▸ **What you will do**
Format the part of the listing that opens with the line containing "Text: Est. Peak" and closes with the line containing "Text: 0: 0: [773, 139, 777, 144]" as a numbered list, omitting blank lines.
═════ Material for this task
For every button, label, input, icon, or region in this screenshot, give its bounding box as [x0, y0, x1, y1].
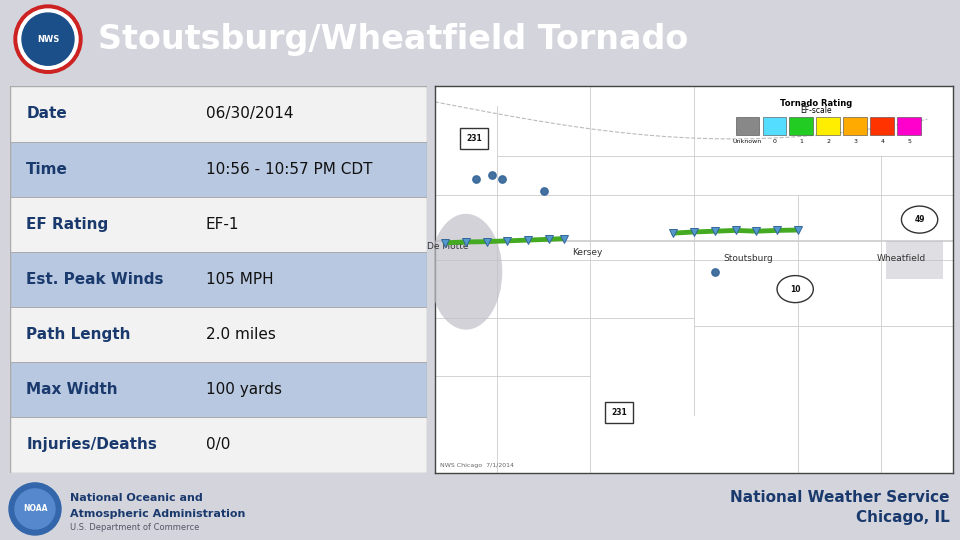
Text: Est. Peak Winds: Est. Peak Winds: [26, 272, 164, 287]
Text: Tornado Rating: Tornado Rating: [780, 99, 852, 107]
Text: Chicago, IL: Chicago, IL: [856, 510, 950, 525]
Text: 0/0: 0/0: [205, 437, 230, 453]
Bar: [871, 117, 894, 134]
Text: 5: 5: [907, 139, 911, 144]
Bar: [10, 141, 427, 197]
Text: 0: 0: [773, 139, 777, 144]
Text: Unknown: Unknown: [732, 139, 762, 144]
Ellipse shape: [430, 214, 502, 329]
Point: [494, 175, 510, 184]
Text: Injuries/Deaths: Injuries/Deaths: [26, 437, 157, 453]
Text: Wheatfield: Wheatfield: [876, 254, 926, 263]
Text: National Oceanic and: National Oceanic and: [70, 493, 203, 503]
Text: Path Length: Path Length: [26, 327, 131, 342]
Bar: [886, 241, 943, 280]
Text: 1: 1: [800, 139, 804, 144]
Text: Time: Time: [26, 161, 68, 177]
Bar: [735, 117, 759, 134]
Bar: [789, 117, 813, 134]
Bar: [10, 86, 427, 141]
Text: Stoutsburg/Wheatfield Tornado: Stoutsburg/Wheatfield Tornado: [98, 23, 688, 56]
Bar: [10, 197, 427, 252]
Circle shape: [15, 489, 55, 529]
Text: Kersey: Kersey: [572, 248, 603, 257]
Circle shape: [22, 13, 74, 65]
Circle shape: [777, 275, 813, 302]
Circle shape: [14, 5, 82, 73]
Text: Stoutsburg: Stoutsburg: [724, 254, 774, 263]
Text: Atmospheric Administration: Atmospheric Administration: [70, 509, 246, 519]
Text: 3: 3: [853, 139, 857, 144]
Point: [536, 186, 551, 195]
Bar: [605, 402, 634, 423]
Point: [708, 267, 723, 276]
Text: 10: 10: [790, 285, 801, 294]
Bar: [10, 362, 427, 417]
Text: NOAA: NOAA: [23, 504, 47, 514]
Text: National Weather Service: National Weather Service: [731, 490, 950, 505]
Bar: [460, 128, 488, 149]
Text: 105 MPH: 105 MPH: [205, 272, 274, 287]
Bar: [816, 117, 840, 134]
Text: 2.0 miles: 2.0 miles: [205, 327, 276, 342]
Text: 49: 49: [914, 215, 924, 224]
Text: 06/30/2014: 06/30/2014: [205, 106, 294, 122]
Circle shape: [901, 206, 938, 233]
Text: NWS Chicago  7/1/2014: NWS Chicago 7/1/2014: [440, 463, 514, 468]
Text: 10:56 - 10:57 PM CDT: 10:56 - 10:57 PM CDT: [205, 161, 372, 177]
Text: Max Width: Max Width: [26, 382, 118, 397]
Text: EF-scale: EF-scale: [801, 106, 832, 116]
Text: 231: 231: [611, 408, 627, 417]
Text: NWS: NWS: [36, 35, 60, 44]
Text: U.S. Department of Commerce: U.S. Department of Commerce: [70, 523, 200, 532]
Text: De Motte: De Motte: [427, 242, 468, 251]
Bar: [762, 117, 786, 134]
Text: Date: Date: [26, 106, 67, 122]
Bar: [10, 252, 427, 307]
══════════
▸ **Solution to the exercise**
1. Text: Est. Peak Winds: Est. Peak Winds: [26, 272, 164, 287]
2. Text: Tornado Rating: Tornado Rating: [780, 99, 852, 107]
3. Text: Chicago, IL: Chicago, IL: [856, 510, 950, 525]
4. Text: 0/0: 0/0: [205, 437, 230, 453]
5. Bar: [871, 117, 894, 134]
6. Text: 5: 5: [907, 139, 911, 144]
7. Bar: [10, 141, 427, 197]
8. Text: 0: 0: [773, 139, 777, 144]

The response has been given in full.